Set task: Locate the word "icon" in the entries below, then gather every line that holds it.

Extracted data:
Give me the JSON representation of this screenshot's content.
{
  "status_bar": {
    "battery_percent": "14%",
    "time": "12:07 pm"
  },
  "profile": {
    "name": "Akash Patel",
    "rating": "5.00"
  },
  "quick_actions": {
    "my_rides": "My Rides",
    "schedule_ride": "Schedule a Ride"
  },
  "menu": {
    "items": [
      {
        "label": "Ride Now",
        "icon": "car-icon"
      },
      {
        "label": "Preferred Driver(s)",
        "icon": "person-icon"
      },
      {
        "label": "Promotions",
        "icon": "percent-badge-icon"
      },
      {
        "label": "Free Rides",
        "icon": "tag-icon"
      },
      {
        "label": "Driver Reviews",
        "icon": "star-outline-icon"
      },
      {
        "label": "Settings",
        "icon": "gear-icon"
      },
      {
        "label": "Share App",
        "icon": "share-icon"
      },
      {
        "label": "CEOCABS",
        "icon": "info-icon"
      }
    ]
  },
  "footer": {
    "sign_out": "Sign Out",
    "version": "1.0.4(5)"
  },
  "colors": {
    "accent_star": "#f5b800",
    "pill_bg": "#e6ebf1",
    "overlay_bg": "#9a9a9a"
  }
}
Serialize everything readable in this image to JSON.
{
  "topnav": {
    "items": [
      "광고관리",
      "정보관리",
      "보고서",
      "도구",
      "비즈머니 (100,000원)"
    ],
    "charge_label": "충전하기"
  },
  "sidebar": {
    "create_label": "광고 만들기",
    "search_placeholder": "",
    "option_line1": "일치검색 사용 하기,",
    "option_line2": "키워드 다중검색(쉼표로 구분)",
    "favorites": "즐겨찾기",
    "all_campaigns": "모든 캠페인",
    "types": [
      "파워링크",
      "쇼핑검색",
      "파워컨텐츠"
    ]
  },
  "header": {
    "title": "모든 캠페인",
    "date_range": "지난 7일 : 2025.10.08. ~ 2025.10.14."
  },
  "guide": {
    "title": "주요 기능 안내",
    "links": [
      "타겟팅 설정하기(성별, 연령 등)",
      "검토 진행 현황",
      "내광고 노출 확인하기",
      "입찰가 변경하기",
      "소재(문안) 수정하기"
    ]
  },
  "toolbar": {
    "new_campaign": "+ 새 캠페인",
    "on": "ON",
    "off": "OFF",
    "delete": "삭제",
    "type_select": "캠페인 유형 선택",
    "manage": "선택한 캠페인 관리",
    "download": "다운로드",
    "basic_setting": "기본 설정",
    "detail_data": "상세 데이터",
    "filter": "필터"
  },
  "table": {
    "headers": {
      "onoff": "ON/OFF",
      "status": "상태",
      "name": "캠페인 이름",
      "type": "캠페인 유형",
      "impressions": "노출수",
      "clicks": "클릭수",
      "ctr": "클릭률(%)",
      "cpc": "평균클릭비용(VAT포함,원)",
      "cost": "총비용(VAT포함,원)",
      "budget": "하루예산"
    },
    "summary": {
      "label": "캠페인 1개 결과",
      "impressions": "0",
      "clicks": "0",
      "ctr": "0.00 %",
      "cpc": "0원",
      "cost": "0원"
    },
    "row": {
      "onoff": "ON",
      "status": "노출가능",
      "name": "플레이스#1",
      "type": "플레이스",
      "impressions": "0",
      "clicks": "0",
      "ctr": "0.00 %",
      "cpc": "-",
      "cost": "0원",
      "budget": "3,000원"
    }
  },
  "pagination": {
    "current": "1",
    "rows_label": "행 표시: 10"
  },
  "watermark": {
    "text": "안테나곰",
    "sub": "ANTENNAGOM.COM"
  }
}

Exercise output:
        "icon": "car-icon"
        "icon": "person-icon"
        "icon": "percent-badge-icon"
        "icon": "tag-icon"
        "icon": "star-outline-icon"
        "icon": "gear-icon"
        "icon": "share-icon"
        "icon": "info-icon"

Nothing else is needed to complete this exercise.